Copy each line exactly. Drop every picture.
begin RECORDS PROVIDED
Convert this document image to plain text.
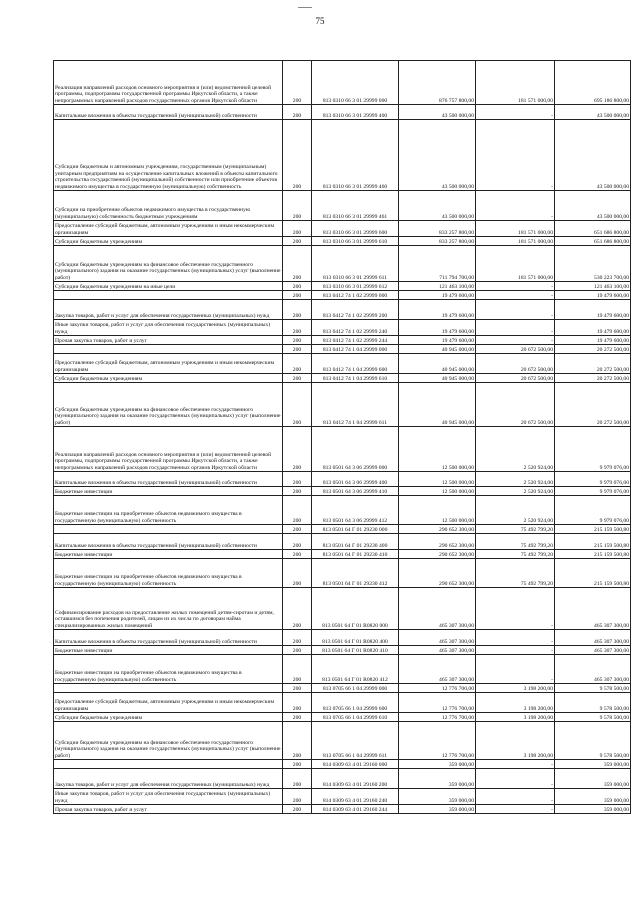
75
Реализация направлений расходов основного мероприятия и (или) ведомственной целевой программы, подпрограммы государственной программы Иркутской области, а также непрограммных направлений расходов государственных органов Иркутской области	200	813 0310 66 3 01 29999 000	876 757 800,00	181 571 000,00	695 186 800,00
Капитальные вложения в объекты государственной (муниципальной) собственности	200	813 0310 66 3 01 29999 400	43 500 000,00	-	43 500 000,00
Субсидии бюджетным и автономным учреждениям, государственным (муниципальным) унитарным предприятиям на осуществление капитальных вложений в объекты капитального строительства государственной (муниципальной) собственности или приобретение объектов недвижимого имущества в государственную (муниципальную) собственность	200	813 0310 66 3 01 29999 460	43 500 000,00	-	43 500 000,00
Субсидии на приобретение объектов недвижимого имущества в государственную (муниципальную) собственность бюджетным учреждениям	200	813 0310 66 3 01 29999 461	43 500 000,00	-	43 500 000,00
Предоставление субсидий бюджетным, автономным учреждениям и иным некоммерческим организациям	200	813 0310 66 3 01 29999 600	833 257 800,00	181 571 000,00	651 686 800,00
Субсидии бюджетным учреждениям	200	813 0310 66 3 01 29999 610	833 257 800,00	181 571 000,00	651 686 800,00
Субсидии бюджетным учреждениям на финансовое обеспечение государственного (муниципального) задания на оказание государственных (муниципальных) услуг (выполнение работ)	200	813 0310 66 3 01 29999 611	711 794 700,00	181 571 000,00	530 223 700,00
Субсидии бюджетным учреждениям на иные цели	200	813 0310 66 3 01 29999 612	121 463 100,00	-	121 463 100,00
	200	813 0412 74 1 02 29999 000	19 479 600,00	-	19 479 600,00
Закупка товаров, работ и услуг для обеспечения государственных (муниципальных) нужд	200	813 0412 74 1 02 29999 200	19 479 600,00	-	19 479 600,00
Иные закупки товаров, работ и услуг для обеспечения государственных (муниципальных) нужд	200	813 0412 74 1 02 29999 240	19 479 600,00	-	19 479 600,00
Прочая закупка товаров, работ и услуг	200	813 0412 74 1 02 29999 244	19 479 600,00	-	19 479 600,00
	200	813 0412 74 1 04 29999 000	40 945 000,00	20 672 500,00	20 272 500,00
Предоставление субсидий бюджетным, автономным учреждениям и иным некоммерческим организациям	200	813 0412 74 1 04 29999 600	40 945 000,00	20 672 500,00	20 272 500,00
Субсидии бюджетным учреждениям	200	813 0412 74 1 04 29999 610	40 945 000,00	20 672 500,00	20 272 500,00
Субсидии бюджетным учреждениям на финансовое обеспечение государственного (муниципального) задания на оказание государственных (муниципальных) услуг (выполнение работ)	200	813 0412 74 1 04 29999 611	40 945 000,00	20 672 500,00	20 272 500,00
Реализация направлений расходов основного мероприятия и (или) ведомственной целевой программы, подпрограммы государственной программы Иркутской области, а также непрограммных направлений расходов государственных органов Иркутской области	200	813 0501 64 3 06 29999 000	12 500 000,00	2 520 924,00	9 979 076,00
Капитальные вложения в объекты государственной (муниципальной) собственности	200	813 0501 64 3 06 29999 400	12 500 000,00	2 520 924,00	9 979 076,00
Бюджетные инвестиции	200	813 0501 64 3 06 29999 410	12 500 000,00	2 520 924,00	9 979 076,00
Бюджетные инвестиции на приобретение объектов недвижимого имущества в государственную (муниципальную) собственность	200	813 0501 64 3 06 29999 412	12 500 000,00	2 520 924,00	9 979 076,00
	200	813 0501 64 Г 01 29230 000	290 652 300,00	75 492 799,20	215 159 500,80
Капитальные вложения в объекты государственной (муниципальной) собственности	200	813 0501 64 Г 01 29230 400	290 652 300,00	75 492 799,20	215 159 500,80
Бюджетные инвестиции	200	813 0501 64 Г 01 29230 410	290 652 300,00	75 492 799,20	215 159 500,80
Бюджетные инвестиции на приобретение объектов недвижимого имущества в государственную (муниципальную) собственность	200	813 0501 64 Г 01 29230 412	290 652 300,00	75 492 799,20	215 159 500,80
Софинансирование расходов на предоставление жилых помещений детям-сиротам и детям, оставшимся без попечения родителей, лицам из их числа по договорам найма специализированных жилых помещений	200	813 0501 64 Г 01 R0820 000	465 307 300,00	-	465 307 300,00
Капитальные вложения в объекты государственной (муниципальной) собственности	200	813 0501 64 Г 01 R0820 400	465 307 300,00	-	465 307 300,00
Бюджетные инвестиции	200	813 0501 64 Г 01 R0820 410	465 307 300,00	-	465 307 300,00
Бюджетные инвестиции на приобретение объектов недвижимого имущества в государственную (муниципальную) собственность	200	813 0501 64 Г 01 R0820 412	465 307 300,00	-	465 307 300,00
	200	813 0705 66 1 04 29999 000	12 776 700,00	3 198 200,00	9 578 500,00
Предоставление субсидий бюджетным, автономным учреждениям и иным некоммерческим организациям	200	813 0705 66 1 04 29999 600	12 776 700,00	3 198 200,00	9 578 500,00
Субсидии бюджетным учреждениям	200	813 0705 66 1 04 29999 610	12 776 700,00	3 198 200,00	9 578 500,00
Субсидии бюджетным учреждениям на финансовое обеспечение государственного (муниципального) задания на оказание государственных (муниципальных) услуг (выполнение работ)	200	813 0705 66 1 04 29999 611	12 776 700,00	3 198 200,00	9 578 500,00
	200	814 0309 63 4 01 29160 000	359 000,00	-	359 000,00
Закупка товаров, работ и услуг для обеспечения государственных (муниципальных) нужд	200	814 0309 63 4 01 29160 200	359 000,00	-	359 000,00
Иные закупки товаров, работ и услуг для обеспечения государственных (муниципальных) нужд	200	814 0309 63 4 01 29160 240	359 000,00	-	359 000,00
Прочая закупка товаров, работ и услуг	200	814 0309 63 4 01 29160 244	359 000,00	-	359 000,00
end RECORDS PROVIDED
PROBLEM SOLUTION »
Convert this document image to plain text.
75
Реализация направлений расходов основного мероприятия и (или) ведомственной целевой программы, подпрограммы государственной программы Иркутской области, а также непрограммных направлений расходов государственных органов Иркутской области	200	813 0310 66 3 01 29999 000	876 757 800,00	181 571 000,00	695 186 800,00
Капитальные вложения в объекты государственной (муниципальной) собственности	200	813 0310 66 3 01 29999 400	43 500 000,00	-	43 500 000,00
Субсидии бюджетным и автономным учреждениям, государственным (муниципальным) унитарным предприятиям на осуществление капитальных вложений в объекты капитального строительства государственной (муниципальной) собственности или приобретение объектов недвижимого имущества в государственную (муниципальную) собственность	200	813 0310 66 3 01 29999 460	43 500 000,00	-	43 500 000,00
Субсидии на приобретение объектов недвижимого имущества в государственную (муниципальную) собственность бюджетным учреждениям	200	813 0310 66 3 01 29999 461	43 500 000,00	-	43 500 000,00
Предоставление субсидий бюджетным, автономным учреждениям и иным некоммерческим организациям	200	813 0310 66 3 01 29999 600	833 257 800,00	181 571 000,00	651 686 800,00
Субсидии бюджетным учреждениям	200	813 0310 66 3 01 29999 610	833 257 800,00	181 571 000,00	651 686 800,00
Субсидии бюджетным учреждениям на финансовое обеспечение государственного (муниципального) задания на оказание государственных (муниципальных) услуг (выполнение работ)	200	813 0310 66 3 01 29999 611	711 794 700,00	181 571 000,00	530 223 700,00
Субсидии бюджетным учреждениям на иные цели	200	813 0310 66 3 01 29999 612	121 463 100,00	-	121 463 100,00
	200	813 0412 74 1 02 29999 000	19 479 600,00	-	19 479 600,00
Закупка товаров, работ и услуг для обеспечения государственных (муниципальных) нужд	200	813 0412 74 1 02 29999 200	19 479 600,00	-	19 479 600,00
Иные закупки товаров, работ и услуг для обеспечения государственных (муниципальных) нужд	200	813 0412 74 1 02 29999 240	19 479 600,00	-	19 479 600,00
Прочая закупка товаров, работ и услуг	200	813 0412 74 1 02 29999 244	19 479 600,00	-	19 479 600,00
	200	813 0412 74 1 04 29999 000	40 945 000,00	20 672 500,00	20 272 500,00
Предоставление субсидий бюджетным, автономным учреждениям и иным некоммерческим организациям	200	813 0412 74 1 04 29999 600	40 945 000,00	20 672 500,00	20 272 500,00
Субсидии бюджетным учреждениям	200	813 0412 74 1 04 29999 610	40 945 000,00	20 672 500,00	20 272 500,00
Субсидии бюджетным учреждениям на финансовое обеспечение государственного (муниципального) задания на оказание государственных (муниципальных) услуг (выполнение работ)	200	813 0412 74 1 04 29999 611	40 945 000,00	20 672 500,00	20 272 500,00
Реализация направлений расходов основного мероприятия и (или) ведомственной целевой программы, подпрограммы государственной программы Иркутской области, а также непрограммных направлений расходов государственных органов Иркутской области	200	813 0501 64 3 06 29999 000	12 500 000,00	2 520 924,00	9 979 076,00
Капитальные вложения в объекты государственной (муниципальной) собственности	200	813 0501 64 3 06 29999 400	12 500 000,00	2 520 924,00	9 979 076,00
Бюджетные инвестиции	200	813 0501 64 3 06 29999 410	12 500 000,00	2 520 924,00	9 979 076,00
Бюджетные инвестиции на приобретение объектов недвижимого имущества в государственную (муниципальную) собственность	200	813 0501 64 3 06 29999 412	12 500 000,00	2 520 924,00	9 979 076,00
	200	813 0501 64 Г 01 29230 000	290 652 300,00	75 492 799,20	215 159 500,80
Капитальные вложения в объекты государственной (муниципальной) собственности	200	813 0501 64 Г 01 29230 400	290 652 300,00	75 492 799,20	215 159 500,80
Бюджетные инвестиции	200	813 0501 64 Г 01 29230 410	290 652 300,00	75 492 799,20	215 159 500,80
Бюджетные инвестиции на приобретение объектов недвижимого имущества в государственную (муниципальную) собственность	200	813 0501 64 Г 01 29230 412	290 652 300,00	75 492 799,20	215 159 500,80
Софинансирование расходов на предоставление жилых помещений детям-сиротам и детям, оставшимся без попечения родителей, лицам из их числа по договорам найма специализированных жилых помещений	200	813 0501 64 Г 01 R0820 000	465 307 300,00	-	465 307 300,00
Капитальные вложения в объекты государственной (муниципальной) собственности	200	813 0501 64 Г 01 R0820 400	465 307 300,00	-	465 307 300,00
Бюджетные инвестиции	200	813 0501 64 Г 01 R0820 410	465 307 300,00	-	465 307 300,00
Бюджетные инвестиции на приобретение объектов недвижимого имущества в государственную (муниципальную) собственность	200	813 0501 64 Г 01 R0820 412	465 307 300,00	-	465 307 300,00
	200	813 0705 66 1 04 29999 000	12 776 700,00	3 198 200,00	9 578 500,00
Предоставление субсидий бюджетным, автономным учреждениям и иным некоммерческим организациям	200	813 0705 66 1 04 29999 600	12 776 700,00	3 198 200,00	9 578 500,00
Субсидии бюджетным учреждениям	200	813 0705 66 1 04 29999 610	12 776 700,00	3 198 200,00	9 578 500,00
Субсидии бюджетным учреждениям на финансовое обеспечение государственного (муниципального) задания на оказание государственных (муниципальных) услуг (выполнение работ)	200	813 0705 66 1 04 29999 611	12 776 700,00	3 198 200,00	9 578 500,00
	200	814 0309 63 4 01 29160 000	359 000,00	-	359 000,00
Закупка товаров, работ и услуг для обеспечения государственных (муниципальных) нужд	200	814 0309 63 4 01 29160 200	359 000,00	-	359 000,00
Иные закупки товаров, работ и услуг для обеспечения государственных (муниципальных) нужд	200	814 0309 63 4 01 29160 240	359 000,00	-	359 000,00
Прочая закупка товаров, работ и услуг	200	814 0309 63 4 01 29160 244	359 000,00	-	359 000,00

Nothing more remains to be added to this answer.